── DATASET ENTRIES
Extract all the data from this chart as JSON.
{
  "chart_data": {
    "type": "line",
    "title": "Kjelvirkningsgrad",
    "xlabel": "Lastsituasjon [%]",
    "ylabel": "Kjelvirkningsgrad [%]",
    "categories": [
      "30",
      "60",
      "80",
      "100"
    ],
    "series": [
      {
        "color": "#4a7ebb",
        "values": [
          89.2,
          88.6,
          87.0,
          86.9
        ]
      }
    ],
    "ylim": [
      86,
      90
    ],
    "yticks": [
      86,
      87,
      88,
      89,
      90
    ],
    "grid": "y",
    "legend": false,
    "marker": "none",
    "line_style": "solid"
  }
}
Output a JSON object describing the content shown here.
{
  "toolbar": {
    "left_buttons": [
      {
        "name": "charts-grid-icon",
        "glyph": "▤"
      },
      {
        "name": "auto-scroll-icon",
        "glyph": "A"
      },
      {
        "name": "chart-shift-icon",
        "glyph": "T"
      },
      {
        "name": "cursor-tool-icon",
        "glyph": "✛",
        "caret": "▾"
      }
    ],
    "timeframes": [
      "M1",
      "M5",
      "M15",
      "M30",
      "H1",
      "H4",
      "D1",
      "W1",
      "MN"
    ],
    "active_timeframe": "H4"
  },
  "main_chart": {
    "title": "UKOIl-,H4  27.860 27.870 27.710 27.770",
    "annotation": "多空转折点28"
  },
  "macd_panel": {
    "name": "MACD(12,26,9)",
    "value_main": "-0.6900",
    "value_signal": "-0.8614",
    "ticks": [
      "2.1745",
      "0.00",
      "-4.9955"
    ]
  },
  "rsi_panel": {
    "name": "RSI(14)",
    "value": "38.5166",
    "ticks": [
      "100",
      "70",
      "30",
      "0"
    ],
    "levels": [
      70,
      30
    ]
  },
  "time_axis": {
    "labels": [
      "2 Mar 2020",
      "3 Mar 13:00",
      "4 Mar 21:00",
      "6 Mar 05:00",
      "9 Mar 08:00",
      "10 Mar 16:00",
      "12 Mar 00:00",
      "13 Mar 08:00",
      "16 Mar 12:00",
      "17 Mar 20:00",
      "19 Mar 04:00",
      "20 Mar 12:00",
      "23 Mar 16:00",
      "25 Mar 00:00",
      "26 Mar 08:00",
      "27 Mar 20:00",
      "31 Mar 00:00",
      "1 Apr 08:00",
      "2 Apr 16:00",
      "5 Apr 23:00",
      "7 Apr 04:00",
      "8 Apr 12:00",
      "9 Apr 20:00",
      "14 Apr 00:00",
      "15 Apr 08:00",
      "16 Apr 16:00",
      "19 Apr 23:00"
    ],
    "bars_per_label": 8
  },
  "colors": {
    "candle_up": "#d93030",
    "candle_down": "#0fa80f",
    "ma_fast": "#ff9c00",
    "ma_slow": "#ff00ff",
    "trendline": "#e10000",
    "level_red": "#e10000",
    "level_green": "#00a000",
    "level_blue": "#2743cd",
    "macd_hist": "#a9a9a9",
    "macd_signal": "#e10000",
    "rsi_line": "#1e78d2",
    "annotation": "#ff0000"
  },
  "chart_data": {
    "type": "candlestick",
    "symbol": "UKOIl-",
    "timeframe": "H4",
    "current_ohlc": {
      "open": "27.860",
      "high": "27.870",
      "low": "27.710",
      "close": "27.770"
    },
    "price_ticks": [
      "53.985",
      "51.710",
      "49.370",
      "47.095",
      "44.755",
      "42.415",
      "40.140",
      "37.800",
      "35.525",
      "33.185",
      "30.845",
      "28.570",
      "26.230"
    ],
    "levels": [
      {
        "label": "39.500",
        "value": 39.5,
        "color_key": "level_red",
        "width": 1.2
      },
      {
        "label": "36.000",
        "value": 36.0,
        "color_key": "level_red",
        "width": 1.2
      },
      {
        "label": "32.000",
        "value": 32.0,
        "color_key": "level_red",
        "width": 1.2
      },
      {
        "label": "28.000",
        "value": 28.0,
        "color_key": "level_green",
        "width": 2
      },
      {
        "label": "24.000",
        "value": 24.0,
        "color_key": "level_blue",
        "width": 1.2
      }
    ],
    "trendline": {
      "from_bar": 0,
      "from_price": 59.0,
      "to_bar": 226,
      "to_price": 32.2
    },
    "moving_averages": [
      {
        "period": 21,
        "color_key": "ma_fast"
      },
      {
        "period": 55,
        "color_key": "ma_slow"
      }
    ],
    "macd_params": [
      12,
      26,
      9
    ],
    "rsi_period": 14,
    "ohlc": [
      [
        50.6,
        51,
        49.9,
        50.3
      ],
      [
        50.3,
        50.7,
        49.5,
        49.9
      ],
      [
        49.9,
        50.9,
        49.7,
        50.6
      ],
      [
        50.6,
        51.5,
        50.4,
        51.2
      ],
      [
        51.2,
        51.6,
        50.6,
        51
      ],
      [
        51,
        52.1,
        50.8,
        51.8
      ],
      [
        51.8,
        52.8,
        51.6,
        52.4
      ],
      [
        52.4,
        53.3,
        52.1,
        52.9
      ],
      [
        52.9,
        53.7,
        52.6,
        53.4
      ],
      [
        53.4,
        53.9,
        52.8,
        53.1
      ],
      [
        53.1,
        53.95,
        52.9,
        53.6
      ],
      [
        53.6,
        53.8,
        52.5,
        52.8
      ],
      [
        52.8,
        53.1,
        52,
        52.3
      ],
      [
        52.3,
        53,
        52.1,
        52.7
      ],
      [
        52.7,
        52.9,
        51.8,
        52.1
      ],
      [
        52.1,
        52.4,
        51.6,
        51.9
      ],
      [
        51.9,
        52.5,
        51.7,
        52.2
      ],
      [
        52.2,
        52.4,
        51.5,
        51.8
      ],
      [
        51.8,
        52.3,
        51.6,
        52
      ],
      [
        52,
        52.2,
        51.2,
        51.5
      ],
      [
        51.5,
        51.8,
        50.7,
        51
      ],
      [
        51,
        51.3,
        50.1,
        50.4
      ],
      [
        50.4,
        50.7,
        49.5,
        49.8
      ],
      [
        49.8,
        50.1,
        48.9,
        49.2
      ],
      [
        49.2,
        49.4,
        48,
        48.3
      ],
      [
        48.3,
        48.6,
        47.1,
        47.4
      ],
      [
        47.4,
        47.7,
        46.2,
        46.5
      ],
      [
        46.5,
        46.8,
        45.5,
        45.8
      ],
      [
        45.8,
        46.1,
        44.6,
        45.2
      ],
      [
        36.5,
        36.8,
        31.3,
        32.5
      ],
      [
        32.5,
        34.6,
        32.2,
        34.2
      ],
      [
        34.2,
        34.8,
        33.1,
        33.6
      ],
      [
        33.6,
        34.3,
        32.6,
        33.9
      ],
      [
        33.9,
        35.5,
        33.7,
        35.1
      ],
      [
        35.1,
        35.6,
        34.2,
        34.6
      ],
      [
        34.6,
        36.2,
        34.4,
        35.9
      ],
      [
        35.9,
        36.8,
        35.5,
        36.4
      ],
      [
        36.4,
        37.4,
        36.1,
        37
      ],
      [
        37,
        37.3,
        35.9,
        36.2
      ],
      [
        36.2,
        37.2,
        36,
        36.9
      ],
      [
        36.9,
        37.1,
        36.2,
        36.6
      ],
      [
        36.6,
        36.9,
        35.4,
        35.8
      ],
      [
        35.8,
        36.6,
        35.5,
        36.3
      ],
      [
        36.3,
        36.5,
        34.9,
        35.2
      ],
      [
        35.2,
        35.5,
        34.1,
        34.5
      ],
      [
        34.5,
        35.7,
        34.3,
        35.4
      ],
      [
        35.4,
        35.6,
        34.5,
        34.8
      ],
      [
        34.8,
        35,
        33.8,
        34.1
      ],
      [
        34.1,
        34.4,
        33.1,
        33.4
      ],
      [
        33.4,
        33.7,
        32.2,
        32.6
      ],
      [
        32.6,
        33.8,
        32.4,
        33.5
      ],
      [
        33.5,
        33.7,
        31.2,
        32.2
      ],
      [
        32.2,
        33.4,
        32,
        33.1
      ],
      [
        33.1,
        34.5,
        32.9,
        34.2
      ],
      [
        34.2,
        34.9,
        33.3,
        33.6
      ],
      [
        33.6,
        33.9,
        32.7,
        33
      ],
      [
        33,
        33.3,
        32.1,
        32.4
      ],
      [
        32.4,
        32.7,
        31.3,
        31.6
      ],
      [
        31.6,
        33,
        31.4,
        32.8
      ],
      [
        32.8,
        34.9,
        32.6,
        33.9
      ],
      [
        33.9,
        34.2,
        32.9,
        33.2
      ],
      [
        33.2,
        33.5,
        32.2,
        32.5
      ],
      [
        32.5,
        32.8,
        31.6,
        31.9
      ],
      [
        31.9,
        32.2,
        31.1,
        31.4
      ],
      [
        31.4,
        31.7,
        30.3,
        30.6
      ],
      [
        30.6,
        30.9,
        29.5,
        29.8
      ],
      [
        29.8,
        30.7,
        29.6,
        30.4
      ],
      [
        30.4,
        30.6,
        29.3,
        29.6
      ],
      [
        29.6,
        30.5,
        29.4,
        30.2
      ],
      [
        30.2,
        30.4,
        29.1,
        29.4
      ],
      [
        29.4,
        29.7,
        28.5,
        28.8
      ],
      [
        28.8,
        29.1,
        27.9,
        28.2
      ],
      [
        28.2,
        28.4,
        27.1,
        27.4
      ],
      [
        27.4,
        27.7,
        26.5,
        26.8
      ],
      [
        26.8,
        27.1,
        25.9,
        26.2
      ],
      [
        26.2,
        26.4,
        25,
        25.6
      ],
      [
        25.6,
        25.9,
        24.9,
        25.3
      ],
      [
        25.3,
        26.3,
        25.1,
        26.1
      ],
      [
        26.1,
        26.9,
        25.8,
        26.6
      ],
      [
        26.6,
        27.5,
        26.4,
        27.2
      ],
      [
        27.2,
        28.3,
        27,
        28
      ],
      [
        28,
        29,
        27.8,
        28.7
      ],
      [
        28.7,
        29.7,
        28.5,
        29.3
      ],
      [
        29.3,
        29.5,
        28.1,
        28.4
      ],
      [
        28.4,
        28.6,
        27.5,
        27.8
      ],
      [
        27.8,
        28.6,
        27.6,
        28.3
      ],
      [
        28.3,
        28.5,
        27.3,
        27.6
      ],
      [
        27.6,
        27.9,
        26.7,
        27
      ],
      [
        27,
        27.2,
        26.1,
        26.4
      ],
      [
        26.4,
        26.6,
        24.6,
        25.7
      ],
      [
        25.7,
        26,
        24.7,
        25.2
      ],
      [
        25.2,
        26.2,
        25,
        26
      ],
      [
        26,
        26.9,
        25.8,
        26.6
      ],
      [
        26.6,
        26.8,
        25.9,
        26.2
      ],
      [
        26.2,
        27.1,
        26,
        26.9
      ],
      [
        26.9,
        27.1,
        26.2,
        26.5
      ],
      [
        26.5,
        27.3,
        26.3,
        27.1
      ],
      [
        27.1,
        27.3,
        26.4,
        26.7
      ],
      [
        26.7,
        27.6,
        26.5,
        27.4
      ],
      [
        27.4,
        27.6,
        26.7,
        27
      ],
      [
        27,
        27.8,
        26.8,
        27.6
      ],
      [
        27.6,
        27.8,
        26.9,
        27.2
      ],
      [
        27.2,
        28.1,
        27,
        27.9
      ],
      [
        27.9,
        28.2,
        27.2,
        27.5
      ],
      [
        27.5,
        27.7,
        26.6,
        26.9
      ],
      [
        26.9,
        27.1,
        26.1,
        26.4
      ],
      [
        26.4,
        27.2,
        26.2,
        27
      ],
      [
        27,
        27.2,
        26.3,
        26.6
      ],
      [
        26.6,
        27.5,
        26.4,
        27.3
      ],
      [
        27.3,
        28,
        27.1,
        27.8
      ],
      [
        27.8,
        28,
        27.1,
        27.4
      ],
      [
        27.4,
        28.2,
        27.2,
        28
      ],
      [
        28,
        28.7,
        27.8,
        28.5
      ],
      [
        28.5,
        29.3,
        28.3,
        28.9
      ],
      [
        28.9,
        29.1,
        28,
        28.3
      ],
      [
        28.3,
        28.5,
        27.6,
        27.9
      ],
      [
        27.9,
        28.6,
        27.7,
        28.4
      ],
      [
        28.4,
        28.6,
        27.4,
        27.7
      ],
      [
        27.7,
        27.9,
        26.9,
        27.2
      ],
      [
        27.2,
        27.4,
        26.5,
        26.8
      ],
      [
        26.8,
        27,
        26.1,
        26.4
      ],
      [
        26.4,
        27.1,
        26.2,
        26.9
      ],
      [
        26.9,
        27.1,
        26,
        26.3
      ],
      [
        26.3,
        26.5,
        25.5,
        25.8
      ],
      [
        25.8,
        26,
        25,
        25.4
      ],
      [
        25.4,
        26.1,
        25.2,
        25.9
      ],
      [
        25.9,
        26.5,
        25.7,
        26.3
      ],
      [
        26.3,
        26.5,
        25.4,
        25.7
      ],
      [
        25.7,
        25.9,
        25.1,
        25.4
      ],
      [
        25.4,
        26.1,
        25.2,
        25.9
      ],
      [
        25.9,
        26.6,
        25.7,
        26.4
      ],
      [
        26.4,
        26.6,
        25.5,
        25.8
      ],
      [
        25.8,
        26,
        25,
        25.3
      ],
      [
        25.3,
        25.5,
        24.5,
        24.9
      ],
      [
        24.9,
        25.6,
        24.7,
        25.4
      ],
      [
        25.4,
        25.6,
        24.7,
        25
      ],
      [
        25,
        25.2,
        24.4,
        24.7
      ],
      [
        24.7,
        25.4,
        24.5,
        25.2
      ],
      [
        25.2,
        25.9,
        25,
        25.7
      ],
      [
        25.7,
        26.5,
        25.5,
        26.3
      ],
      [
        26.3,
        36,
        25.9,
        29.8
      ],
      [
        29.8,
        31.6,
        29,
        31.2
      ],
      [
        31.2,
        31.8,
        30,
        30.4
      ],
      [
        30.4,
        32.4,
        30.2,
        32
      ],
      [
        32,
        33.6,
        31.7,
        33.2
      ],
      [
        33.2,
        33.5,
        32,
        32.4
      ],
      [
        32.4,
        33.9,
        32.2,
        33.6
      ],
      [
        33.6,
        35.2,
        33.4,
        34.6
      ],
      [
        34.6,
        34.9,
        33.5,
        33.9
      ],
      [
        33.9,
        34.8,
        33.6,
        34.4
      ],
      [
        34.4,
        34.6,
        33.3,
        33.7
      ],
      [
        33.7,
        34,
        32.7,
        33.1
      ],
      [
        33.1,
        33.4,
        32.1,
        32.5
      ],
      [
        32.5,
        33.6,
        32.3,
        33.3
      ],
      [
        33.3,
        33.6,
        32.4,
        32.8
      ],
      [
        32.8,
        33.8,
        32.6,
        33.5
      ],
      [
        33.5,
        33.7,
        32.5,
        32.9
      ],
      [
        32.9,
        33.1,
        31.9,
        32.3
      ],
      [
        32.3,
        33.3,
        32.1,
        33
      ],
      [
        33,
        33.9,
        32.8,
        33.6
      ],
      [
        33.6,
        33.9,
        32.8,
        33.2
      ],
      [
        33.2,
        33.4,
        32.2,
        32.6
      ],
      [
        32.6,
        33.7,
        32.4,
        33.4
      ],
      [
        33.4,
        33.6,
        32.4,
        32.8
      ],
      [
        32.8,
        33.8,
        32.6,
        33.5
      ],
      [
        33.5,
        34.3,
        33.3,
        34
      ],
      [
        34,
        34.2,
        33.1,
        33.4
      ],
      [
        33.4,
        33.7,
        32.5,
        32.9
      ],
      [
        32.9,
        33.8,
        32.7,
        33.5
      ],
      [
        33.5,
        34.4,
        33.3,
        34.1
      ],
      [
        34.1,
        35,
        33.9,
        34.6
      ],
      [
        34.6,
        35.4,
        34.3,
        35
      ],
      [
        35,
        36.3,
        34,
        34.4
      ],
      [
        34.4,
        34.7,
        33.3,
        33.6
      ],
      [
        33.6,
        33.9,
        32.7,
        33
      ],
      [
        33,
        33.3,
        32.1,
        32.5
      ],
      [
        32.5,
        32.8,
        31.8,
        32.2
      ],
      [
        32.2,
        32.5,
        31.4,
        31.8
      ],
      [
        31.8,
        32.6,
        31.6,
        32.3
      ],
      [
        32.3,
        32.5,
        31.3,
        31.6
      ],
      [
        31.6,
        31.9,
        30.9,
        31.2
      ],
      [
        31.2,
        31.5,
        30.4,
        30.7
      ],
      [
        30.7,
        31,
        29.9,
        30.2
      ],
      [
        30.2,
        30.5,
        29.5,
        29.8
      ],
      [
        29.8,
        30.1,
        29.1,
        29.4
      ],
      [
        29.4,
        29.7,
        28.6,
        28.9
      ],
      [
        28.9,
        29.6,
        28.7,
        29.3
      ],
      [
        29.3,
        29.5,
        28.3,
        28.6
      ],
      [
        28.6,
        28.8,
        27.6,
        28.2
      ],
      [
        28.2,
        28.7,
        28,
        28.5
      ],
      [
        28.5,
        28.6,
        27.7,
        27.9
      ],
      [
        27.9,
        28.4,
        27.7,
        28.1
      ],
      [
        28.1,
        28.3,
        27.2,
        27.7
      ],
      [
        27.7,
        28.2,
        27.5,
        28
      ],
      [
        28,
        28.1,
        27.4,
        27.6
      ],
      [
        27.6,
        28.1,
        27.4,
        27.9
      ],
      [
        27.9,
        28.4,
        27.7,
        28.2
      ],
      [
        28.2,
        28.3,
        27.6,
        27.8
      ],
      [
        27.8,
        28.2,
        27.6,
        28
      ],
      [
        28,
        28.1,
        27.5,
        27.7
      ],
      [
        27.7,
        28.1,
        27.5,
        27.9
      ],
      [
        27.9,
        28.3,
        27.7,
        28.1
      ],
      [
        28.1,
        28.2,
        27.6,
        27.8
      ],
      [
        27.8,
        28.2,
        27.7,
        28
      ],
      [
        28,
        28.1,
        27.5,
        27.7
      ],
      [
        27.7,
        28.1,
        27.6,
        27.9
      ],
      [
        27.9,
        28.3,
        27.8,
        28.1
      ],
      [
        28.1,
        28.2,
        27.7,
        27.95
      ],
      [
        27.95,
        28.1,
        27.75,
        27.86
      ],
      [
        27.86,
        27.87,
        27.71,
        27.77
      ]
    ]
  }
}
────
Each line in the entries above that includes the string "Kjelvirkningsgrad" should be extracted.

**TASK SOLUTION:**
    "title": "Kjelvirkningsgrad",
    "ylabel": "Kjelvirkningsgrad [%]",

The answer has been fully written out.